— start of Stored records —

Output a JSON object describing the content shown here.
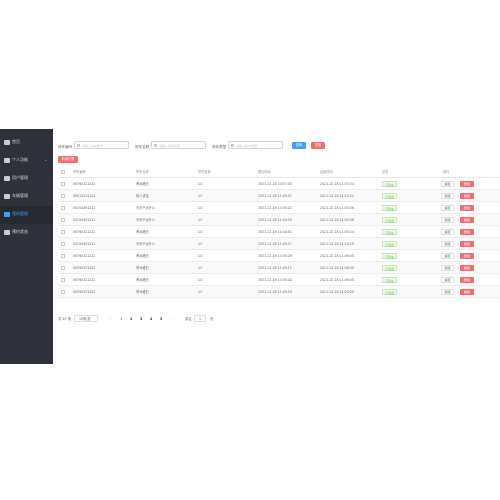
{
  "sidebar": {
    "items": [
      {
        "label": "首页",
        "icon": "home-icon",
        "active": false
      },
      {
        "label": "个人功能",
        "icon": "mail-icon",
        "active": false,
        "has_submenu": true
      },
      {
        "label": "用户管理",
        "icon": "user-icon",
        "active": false
      },
      {
        "label": "车辆管理",
        "icon": "car-icon",
        "active": false
      },
      {
        "label": "我的管理",
        "icon": "list-icon",
        "active": true
      },
      {
        "label": "预约状态",
        "icon": "grid-icon",
        "active": false
      }
    ]
  },
  "filters": [
    {
      "label": "停车编号",
      "placeholder": "请输入停车编号"
    },
    {
      "label": "停车名称",
      "placeholder": "请输入停车名称"
    },
    {
      "label": "停车类型",
      "placeholder": "请输入停车类型"
    }
  ],
  "buttons": {
    "search": "查询",
    "reset": "重置",
    "add": "新增记录"
  },
  "table": {
    "columns": [
      "停车编号",
      "停车名称",
      "停车数量",
      "预约时间",
      "结束时间",
      "状态",
      "操作"
    ],
    "status_label": "已完成",
    "edit_label": "编辑",
    "delete_label": "删除",
    "rows": [
      {
        "code": "00390321222",
        "name": "黄冰峰石",
        "qty": "13",
        "start": "2021-12-18 10:57:50",
        "end": "2021-12-18 11:03:34"
      },
      {
        "code": "06512212122",
        "name": "找人讲话",
        "qty": "13",
        "start": "2021-12-18 11:05:21",
        "end": "2021-12-18 11:22:51"
      },
      {
        "code": "04154491211",
        "name": "今天干点什么",
        "qty": "13",
        "start": "2021-12-18 11:05:21",
        "end": "2021-12-18 11:04:36"
      },
      {
        "code": "04154491211",
        "name": "今天干点什么",
        "qty": "13",
        "start": "2021-12-18 11:04:50",
        "end": "2021-12-18 11:05:36"
      },
      {
        "code": "00390321222",
        "name": "黄冰峰石",
        "qty": "13",
        "start": "2021-12-18 11:04:51",
        "end": "2021-12-18 11:05:24"
      },
      {
        "code": "04154491211",
        "name": "今天干点什么",
        "qty": "13",
        "start": "2021-12-18 11:05:27",
        "end": "2021-12-18 11:10:19"
      },
      {
        "code": "00390321222",
        "name": "黄冰峰石",
        "qty": "13",
        "start": "2021-12-18 11:05:29",
        "end": "2021-12-18 11:06:05"
      },
      {
        "code": "00390321222",
        "name": "黄冰峰石",
        "qty": "13",
        "start": "2021-12-18 11:05:11",
        "end": "2021-12-18 11:06:30"
      },
      {
        "code": "00390321222",
        "name": "黄冰峰石",
        "qty": "13",
        "start": "2021-12-18 11:05:42",
        "end": "2021-12-18 11:06:45"
      },
      {
        "code": "00390321222",
        "name": "黄冰峰石",
        "qty": "13",
        "start": "2021-12-18 11:05:53",
        "end": "2021-12-18 11:03:20"
      }
    ]
  },
  "pagination": {
    "total": "共 47 条",
    "page_size": "10条/页",
    "pages": [
      "1",
      "2",
      "3",
      "4",
      "5"
    ],
    "current_page": "1",
    "goto_label": "前往",
    "goto_value": "1",
    "goto_suffix": "页"
  },
  "colors": {
    "primary": "#409eff",
    "danger": "#f56c6c",
    "success": "#67c23a",
    "sidebar": "#2e3139"
  }
}
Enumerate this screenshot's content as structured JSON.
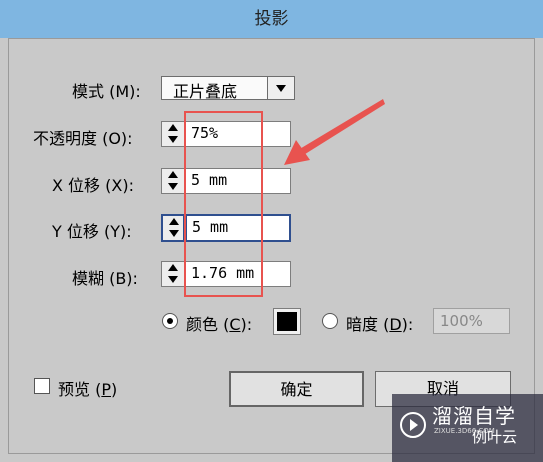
{
  "window": {
    "title": "投影"
  },
  "mode": {
    "label": "模式 (M):",
    "value": "正片叠底"
  },
  "opacity": {
    "label": "不透明度 (O):",
    "value": "75%"
  },
  "x_offset": {
    "label": "X 位移 (X):",
    "value": "5 mm"
  },
  "y_offset": {
    "label": "Y 位移 (Y):",
    "value": "5 mm"
  },
  "blur": {
    "label": "模糊 (B):",
    "value": "1.76 mm"
  },
  "color_option": {
    "label_pre": "颜色 (",
    "key": "C",
    "label_post": "):",
    "selected": true,
    "swatch_color": "#000000"
  },
  "darkness_option": {
    "label_pre": "暗度 (",
    "key": "D",
    "label_post": "):",
    "selected": false,
    "value": "100%"
  },
  "preview": {
    "label_pre": "预览 (",
    "key": "P",
    "label_post": ")",
    "checked": false
  },
  "buttons": {
    "ok": "确定",
    "cancel": "取消"
  },
  "watermark": {
    "text": "溜溜自学",
    "sub": "ZIXUE.3D66.COM",
    "cloud": "例叶云"
  },
  "colors": {
    "title_bar": "#7fb6e1",
    "dialog_bg": "#c9c9c9",
    "annotation": "#e8534f",
    "focus_border": "#2f4f8f"
  }
}
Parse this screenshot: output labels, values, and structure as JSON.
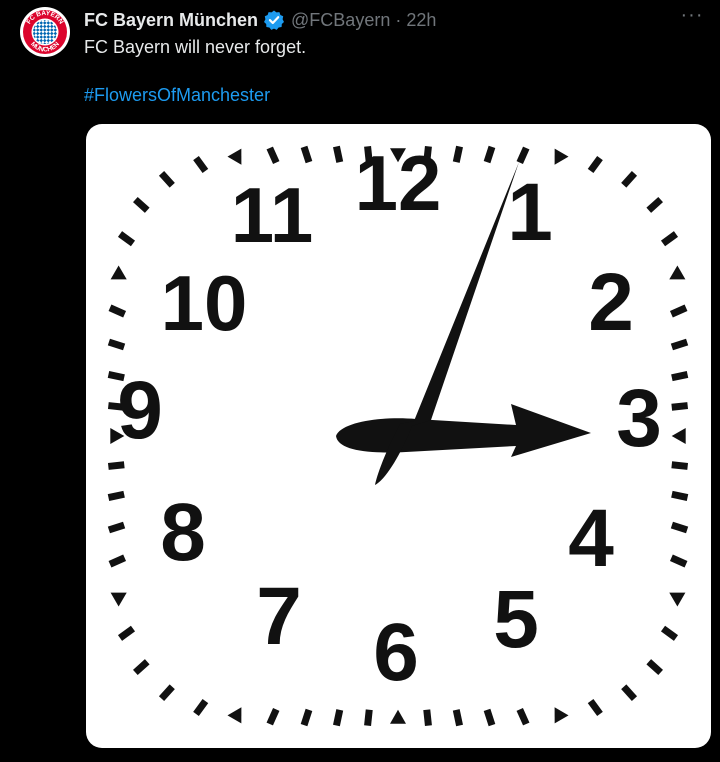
{
  "tweet": {
    "author_name": "FC Bayern München",
    "handle": "@FCBayern",
    "separator": "·",
    "time": "22h",
    "more_label": "···",
    "text": "FC Bayern will never forget.",
    "hashtag": "#FlowersOfManchester"
  },
  "avatar": {
    "logo_text_top": "FC BAYERN",
    "logo_text_bottom": "MÜNCHEN"
  },
  "colors": {
    "background": "#000000",
    "text": "#e7e9ea",
    "secondary": "#71767b",
    "link": "#1d9bf0",
    "verified": "#1d9bf0",
    "bayern_red": "#dc052d",
    "bayern_blue": "#0066b2"
  },
  "clock": {
    "numerals": [
      "12",
      "1",
      "2",
      "3",
      "4",
      "5",
      "6",
      "7",
      "8",
      "9",
      "10",
      "11"
    ],
    "time_shown": "3:03"
  }
}
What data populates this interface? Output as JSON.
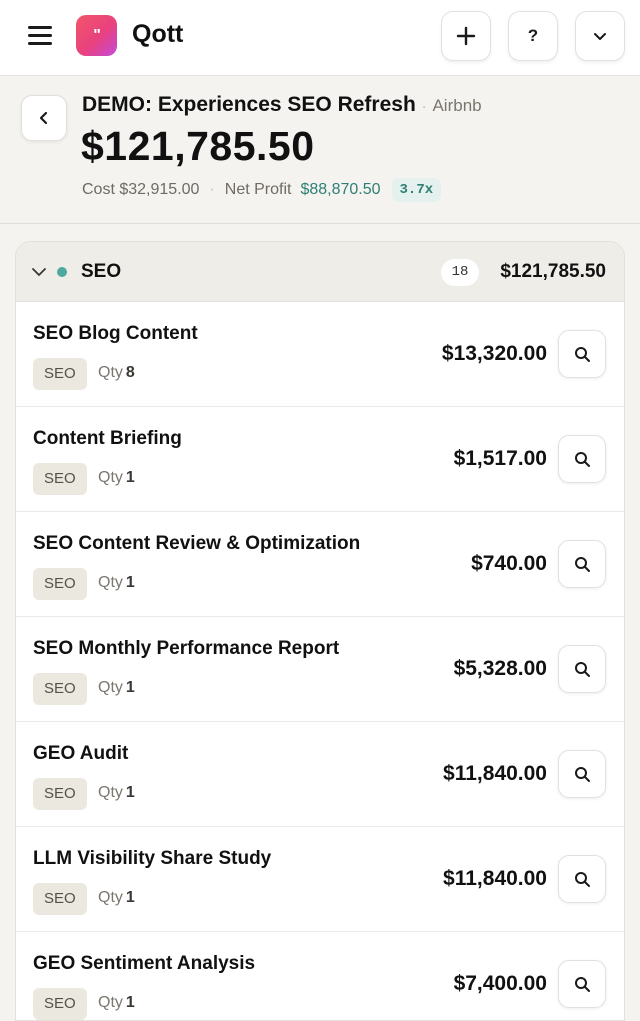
{
  "app": {
    "name": "Qott",
    "logo_glyph": "\""
  },
  "topbar": {
    "add_icon": "plus-icon",
    "help_label": "?",
    "menu_icon": "chevron-down-icon"
  },
  "project": {
    "title": "DEMO: Experiences SEO Refresh",
    "separator": "·",
    "client": "Airbnb",
    "total": "$121,785.50",
    "cost_label": "Cost",
    "cost": "$32,915.00",
    "net_profit_label": "Net Profit",
    "net_profit": "$88,870.50",
    "ratio": "3.7x"
  },
  "colors": {
    "accent_teal": "#2f7f74",
    "status_dot": "#4fa8a0",
    "logo_start": "#f2566a",
    "logo_end": "#c44ad9"
  },
  "group": {
    "name": "SEO",
    "count": "18",
    "total": "$121,785.50",
    "items": [
      {
        "title": "SEO Blog Content",
        "tag": "SEO",
        "qty_label": "Qty",
        "qty": "8",
        "price": "$13,320.00"
      },
      {
        "title": "Content Briefing",
        "tag": "SEO",
        "qty_label": "Qty",
        "qty": "1",
        "price": "$1,517.00"
      },
      {
        "title": "SEO Content Review & Optimization",
        "tag": "SEO",
        "qty_label": "Qty",
        "qty": "1",
        "price": "$740.00"
      },
      {
        "title": "SEO Monthly Performance Report",
        "tag": "SEO",
        "qty_label": "Qty",
        "qty": "1",
        "price": "$5,328.00"
      },
      {
        "title": "GEO Audit",
        "tag": "SEO",
        "qty_label": "Qty",
        "qty": "1",
        "price": "$11,840.00"
      },
      {
        "title": "LLM Visibility Share Study",
        "tag": "SEO",
        "qty_label": "Qty",
        "qty": "1",
        "price": "$11,840.00"
      },
      {
        "title": "GEO Sentiment Analysis",
        "tag": "SEO",
        "qty_label": "Qty",
        "qty": "1",
        "price": "$7,400.00"
      }
    ]
  }
}
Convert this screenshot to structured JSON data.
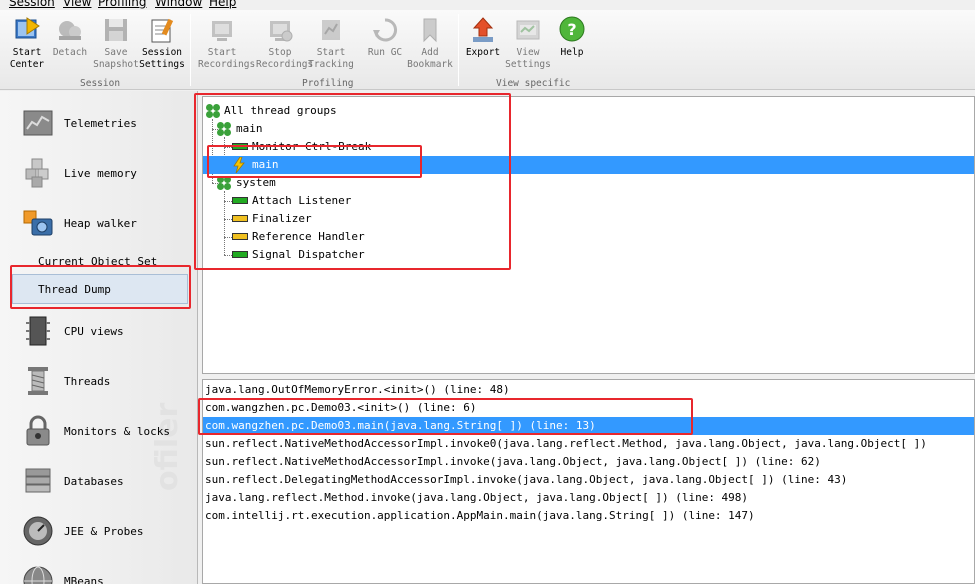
{
  "menu": [
    "Session",
    "View",
    "Profiling",
    "Window",
    "Help"
  ],
  "toolbar": {
    "buttons": [
      {
        "label": "Start\nCenter",
        "icon": "start-center-icon",
        "enabled": true
      },
      {
        "label": "Detach",
        "icon": "detach-icon",
        "enabled": false
      },
      {
        "label": "Save\nSnapshot",
        "icon": "save-snapshot-icon",
        "enabled": false
      },
      {
        "label": "Session\nSettings",
        "icon": "session-settings-icon",
        "enabled": true
      },
      {
        "label": "Start\nRecordings",
        "icon": "start-recordings-icon",
        "enabled": false
      },
      {
        "label": "Stop\nRecordings",
        "icon": "stop-recordings-icon",
        "enabled": false
      },
      {
        "label": "Start\nTracking",
        "icon": "start-tracking-icon",
        "enabled": false
      },
      {
        "label": "Run GC",
        "icon": "run-gc-icon",
        "enabled": false
      },
      {
        "label": "Add\nBookmark",
        "icon": "add-bookmark-icon",
        "enabled": false
      },
      {
        "label": "Export",
        "icon": "export-icon",
        "enabled": true
      },
      {
        "label": "View\nSettings",
        "icon": "view-settings-icon",
        "enabled": false
      },
      {
        "label": "Help",
        "icon": "help-icon",
        "enabled": true
      }
    ],
    "groups": [
      "Session",
      "Profiling",
      "View specific"
    ]
  },
  "sidebar": {
    "items": [
      {
        "label": "Telemetries",
        "icon": "telemetries-icon"
      },
      {
        "label": "Live memory",
        "icon": "live-memory-icon"
      },
      {
        "label": "Heap walker",
        "icon": "heap-walker-icon"
      },
      {
        "label": "CPU views",
        "icon": "cpu-views-icon"
      },
      {
        "label": "Threads",
        "icon": "threads-icon"
      },
      {
        "label": "Monitors & locks",
        "icon": "monitors-locks-icon"
      },
      {
        "label": "Databases",
        "icon": "databases-icon"
      },
      {
        "label": "JEE & Probes",
        "icon": "jee-probes-icon"
      },
      {
        "label": "MBeans",
        "icon": "mbeans-icon"
      }
    ],
    "sub_items": [
      "Current Object Set",
      "Thread Dump"
    ],
    "watermark": "ofiler"
  },
  "thread_tree": {
    "root": "All thread groups",
    "groups": [
      {
        "name": "main",
        "threads": [
          {
            "name": "Monitor Ctrl-Break",
            "state_color": "#22aa22"
          },
          {
            "name": "main",
            "state_color": "#f0c020",
            "selected": true
          }
        ]
      },
      {
        "name": "system",
        "threads": [
          {
            "name": "Attach Listener",
            "state_color": "#22aa22"
          },
          {
            "name": "Finalizer",
            "state_color": "#f0c020"
          },
          {
            "name": "Reference Handler",
            "state_color": "#f0c020"
          },
          {
            "name": "Signal Dispatcher",
            "state_color": "#22aa22"
          }
        ]
      }
    ]
  },
  "stack_trace": [
    "java.lang.OutOfMemoryError.<init>() (line: 48)",
    "com.wangzhen.pc.Demo03.<init>() (line: 6)",
    "com.wangzhen.pc.Demo03.main(java.lang.String[ ]) (line: 13)",
    "sun.reflect.NativeMethodAccessorImpl.invoke0(java.lang.reflect.Method, java.lang.Object, java.lang.Object[ ])",
    "sun.reflect.NativeMethodAccessorImpl.invoke(java.lang.Object, java.lang.Object[ ]) (line: 62)",
    "sun.reflect.DelegatingMethodAccessorImpl.invoke(java.lang.Object, java.lang.Object[ ]) (line: 43)",
    "java.lang.reflect.Method.invoke(java.lang.Object, java.lang.Object[ ]) (line: 498)",
    "com.intellij.rt.execution.application.AppMain.main(java.lang.String[ ]) (line: 147)"
  ],
  "colors": {
    "selection": "#3399ff",
    "annotation": "#e8272d",
    "running": "#22aa22",
    "waiting": "#f0c020"
  }
}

— end of Stored records —

Where a line above contains the word "JSON", copy that line.

**Correct answer:**
Output a JSON object describing the content shown here.
Enumerate this screenshot's content as structured JSON.
Parse this screenshot: output labels, values, and structure as JSON.
What data populates this interface? Output as JSON.
Convert this screenshot to structured JSON data.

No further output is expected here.